+++ Information provided +++
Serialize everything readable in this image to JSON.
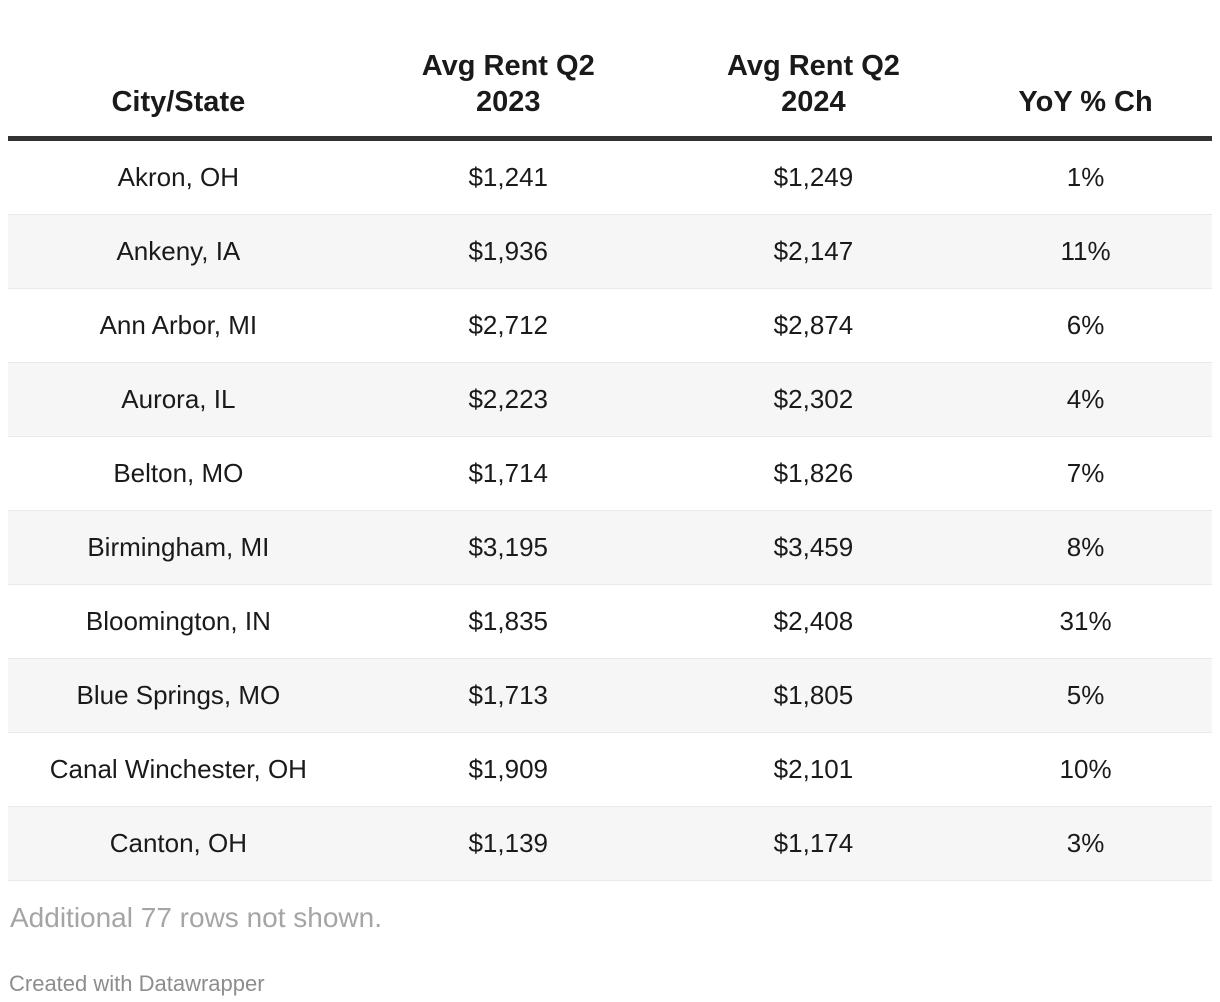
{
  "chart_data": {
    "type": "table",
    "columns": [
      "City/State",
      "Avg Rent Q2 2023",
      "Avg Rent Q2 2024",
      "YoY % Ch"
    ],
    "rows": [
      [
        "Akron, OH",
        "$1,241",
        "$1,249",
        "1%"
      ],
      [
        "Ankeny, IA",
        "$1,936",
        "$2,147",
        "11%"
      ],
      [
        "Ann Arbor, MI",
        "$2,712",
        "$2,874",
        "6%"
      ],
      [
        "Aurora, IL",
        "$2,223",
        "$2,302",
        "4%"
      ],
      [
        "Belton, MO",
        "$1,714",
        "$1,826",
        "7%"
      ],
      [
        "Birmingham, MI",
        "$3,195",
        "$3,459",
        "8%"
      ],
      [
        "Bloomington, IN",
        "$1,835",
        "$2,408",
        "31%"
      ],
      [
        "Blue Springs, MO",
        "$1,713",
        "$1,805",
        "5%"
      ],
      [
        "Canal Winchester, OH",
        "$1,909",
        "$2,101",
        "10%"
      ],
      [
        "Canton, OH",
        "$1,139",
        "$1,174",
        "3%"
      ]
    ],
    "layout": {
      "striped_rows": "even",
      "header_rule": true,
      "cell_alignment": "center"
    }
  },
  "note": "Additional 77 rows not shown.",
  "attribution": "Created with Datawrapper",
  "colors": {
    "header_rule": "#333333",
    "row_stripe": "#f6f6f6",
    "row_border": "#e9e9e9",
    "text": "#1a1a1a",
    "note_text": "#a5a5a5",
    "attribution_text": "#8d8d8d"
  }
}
+++
+++ Information provided +++
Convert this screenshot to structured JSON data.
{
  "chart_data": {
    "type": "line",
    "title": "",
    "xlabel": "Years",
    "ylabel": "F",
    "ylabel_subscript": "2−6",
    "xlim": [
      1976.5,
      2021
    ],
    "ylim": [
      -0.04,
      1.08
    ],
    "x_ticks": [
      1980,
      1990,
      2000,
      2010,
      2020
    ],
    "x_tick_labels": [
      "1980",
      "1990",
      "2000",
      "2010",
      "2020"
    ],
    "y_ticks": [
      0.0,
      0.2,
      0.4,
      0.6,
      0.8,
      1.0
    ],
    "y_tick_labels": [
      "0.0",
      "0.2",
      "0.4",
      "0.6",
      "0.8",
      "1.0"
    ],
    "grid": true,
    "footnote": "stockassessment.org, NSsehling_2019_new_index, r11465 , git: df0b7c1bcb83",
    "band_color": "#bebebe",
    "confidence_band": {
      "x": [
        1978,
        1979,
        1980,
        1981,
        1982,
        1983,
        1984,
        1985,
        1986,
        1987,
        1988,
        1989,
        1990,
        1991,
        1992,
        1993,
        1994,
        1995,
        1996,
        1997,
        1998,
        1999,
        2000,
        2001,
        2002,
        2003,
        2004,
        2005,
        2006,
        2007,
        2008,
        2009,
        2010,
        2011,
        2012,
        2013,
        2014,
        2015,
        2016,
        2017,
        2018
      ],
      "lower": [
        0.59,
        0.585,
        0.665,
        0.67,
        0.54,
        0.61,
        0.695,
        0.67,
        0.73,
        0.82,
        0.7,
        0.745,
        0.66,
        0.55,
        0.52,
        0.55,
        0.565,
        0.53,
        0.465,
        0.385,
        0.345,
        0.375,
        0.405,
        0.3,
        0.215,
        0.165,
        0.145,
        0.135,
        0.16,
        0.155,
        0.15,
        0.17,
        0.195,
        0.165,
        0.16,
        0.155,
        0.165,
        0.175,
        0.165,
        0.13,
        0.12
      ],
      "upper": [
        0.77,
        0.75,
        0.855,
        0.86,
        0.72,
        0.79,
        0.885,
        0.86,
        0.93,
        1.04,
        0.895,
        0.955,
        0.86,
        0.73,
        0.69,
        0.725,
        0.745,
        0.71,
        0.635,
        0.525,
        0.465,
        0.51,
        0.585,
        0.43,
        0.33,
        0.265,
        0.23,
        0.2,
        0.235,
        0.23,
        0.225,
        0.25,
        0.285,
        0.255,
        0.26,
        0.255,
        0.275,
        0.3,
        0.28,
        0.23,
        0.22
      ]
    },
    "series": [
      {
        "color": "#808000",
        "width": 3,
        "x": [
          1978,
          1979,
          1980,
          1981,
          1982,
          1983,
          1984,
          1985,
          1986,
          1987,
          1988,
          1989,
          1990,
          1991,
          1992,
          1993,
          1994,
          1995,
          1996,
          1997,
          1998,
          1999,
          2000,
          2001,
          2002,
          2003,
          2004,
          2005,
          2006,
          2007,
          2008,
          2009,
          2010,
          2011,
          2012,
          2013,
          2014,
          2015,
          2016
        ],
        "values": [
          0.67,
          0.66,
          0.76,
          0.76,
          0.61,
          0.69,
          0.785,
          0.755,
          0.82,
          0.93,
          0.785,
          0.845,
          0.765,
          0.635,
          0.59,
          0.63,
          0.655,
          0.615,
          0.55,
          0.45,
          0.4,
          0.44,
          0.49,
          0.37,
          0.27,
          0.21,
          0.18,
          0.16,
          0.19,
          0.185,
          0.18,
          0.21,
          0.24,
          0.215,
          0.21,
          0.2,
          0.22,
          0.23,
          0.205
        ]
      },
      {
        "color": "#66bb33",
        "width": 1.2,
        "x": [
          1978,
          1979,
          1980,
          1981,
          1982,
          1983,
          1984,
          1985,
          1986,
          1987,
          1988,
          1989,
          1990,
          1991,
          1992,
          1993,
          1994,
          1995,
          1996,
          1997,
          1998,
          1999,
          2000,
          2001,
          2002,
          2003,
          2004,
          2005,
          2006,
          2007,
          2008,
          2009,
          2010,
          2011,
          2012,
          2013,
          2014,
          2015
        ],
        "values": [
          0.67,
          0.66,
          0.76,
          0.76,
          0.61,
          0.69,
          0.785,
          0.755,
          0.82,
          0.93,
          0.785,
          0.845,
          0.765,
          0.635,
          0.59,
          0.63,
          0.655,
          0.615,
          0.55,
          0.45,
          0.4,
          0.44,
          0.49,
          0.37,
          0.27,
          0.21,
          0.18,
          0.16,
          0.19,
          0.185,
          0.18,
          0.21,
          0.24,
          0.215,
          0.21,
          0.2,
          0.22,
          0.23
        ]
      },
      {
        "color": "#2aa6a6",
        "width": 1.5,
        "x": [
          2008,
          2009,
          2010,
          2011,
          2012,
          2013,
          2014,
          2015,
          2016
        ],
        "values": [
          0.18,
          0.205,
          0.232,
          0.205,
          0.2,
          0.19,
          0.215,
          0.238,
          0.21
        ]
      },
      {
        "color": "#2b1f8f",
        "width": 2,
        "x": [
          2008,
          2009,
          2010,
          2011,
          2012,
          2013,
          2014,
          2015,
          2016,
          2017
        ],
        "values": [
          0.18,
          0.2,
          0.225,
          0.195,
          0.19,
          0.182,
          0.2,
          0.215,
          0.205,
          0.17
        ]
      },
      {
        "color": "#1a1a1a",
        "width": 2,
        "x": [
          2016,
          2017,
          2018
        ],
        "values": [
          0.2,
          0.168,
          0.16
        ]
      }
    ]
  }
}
+++
+++ Information provided +++
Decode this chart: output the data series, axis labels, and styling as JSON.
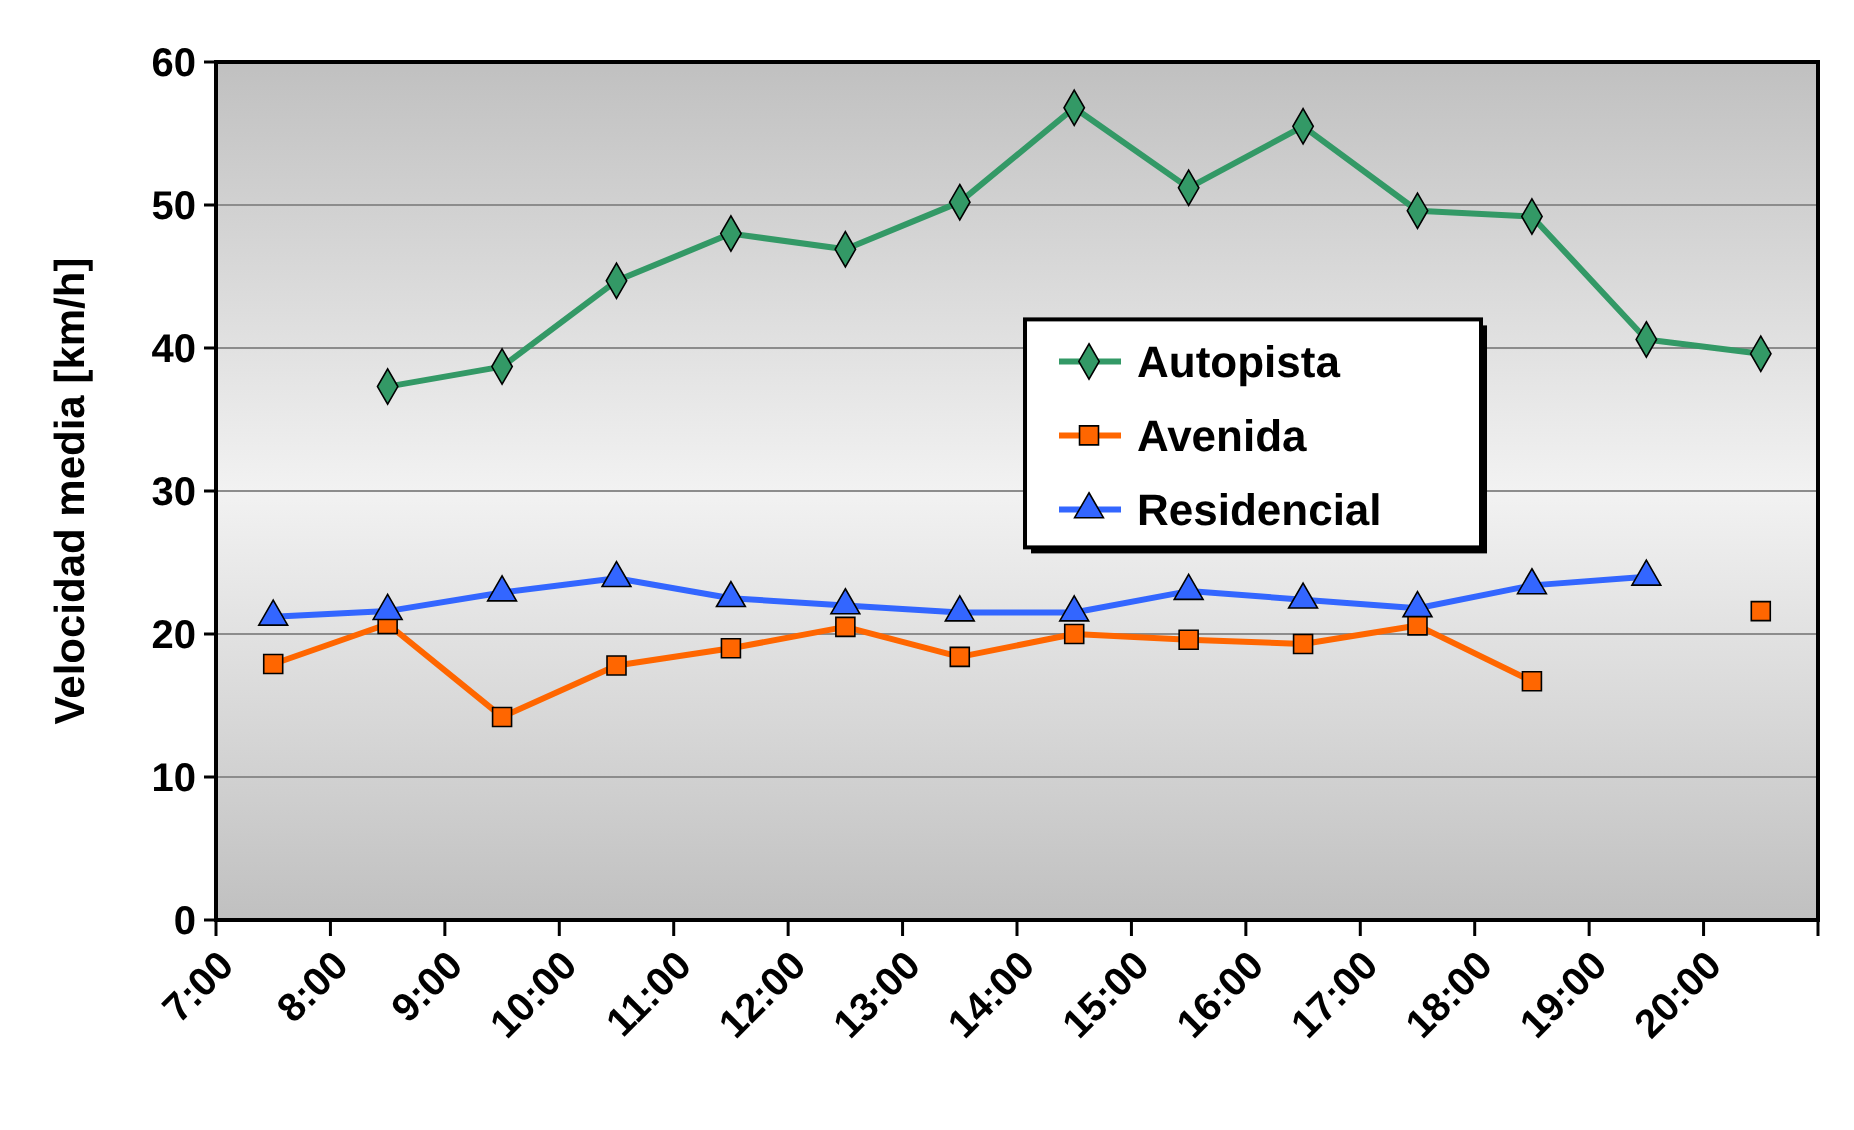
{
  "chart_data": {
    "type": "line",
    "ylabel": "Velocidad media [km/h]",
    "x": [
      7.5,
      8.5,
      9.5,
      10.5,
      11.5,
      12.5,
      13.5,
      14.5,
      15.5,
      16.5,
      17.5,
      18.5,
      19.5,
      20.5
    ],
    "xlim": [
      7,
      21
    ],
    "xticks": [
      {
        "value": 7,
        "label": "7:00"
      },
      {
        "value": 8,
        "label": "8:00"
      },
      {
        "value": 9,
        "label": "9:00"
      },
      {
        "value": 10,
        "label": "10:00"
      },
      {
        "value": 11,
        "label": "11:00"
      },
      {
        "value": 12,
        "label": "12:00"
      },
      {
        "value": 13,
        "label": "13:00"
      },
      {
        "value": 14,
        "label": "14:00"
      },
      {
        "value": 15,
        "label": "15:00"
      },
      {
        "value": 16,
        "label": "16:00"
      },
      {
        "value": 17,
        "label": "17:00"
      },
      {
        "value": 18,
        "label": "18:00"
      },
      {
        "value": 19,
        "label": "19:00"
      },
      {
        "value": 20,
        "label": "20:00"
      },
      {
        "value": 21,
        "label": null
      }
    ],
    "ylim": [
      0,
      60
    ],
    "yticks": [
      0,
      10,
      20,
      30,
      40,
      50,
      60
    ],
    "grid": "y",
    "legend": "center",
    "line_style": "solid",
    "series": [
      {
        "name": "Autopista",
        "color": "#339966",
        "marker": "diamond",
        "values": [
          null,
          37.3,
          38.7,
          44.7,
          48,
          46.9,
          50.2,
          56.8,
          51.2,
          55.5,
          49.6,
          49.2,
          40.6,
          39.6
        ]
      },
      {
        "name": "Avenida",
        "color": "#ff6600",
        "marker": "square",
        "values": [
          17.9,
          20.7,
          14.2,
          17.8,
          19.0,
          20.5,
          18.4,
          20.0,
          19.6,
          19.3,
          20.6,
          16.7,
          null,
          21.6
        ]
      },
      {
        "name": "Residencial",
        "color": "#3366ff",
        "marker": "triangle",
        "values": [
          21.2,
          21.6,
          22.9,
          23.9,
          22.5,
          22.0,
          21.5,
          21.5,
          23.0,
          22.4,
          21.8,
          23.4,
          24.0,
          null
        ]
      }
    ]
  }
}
+++
The word "center" may turn up on some lines of these records; say how many, with no other words.

▶ _Solution for this exercise_: 2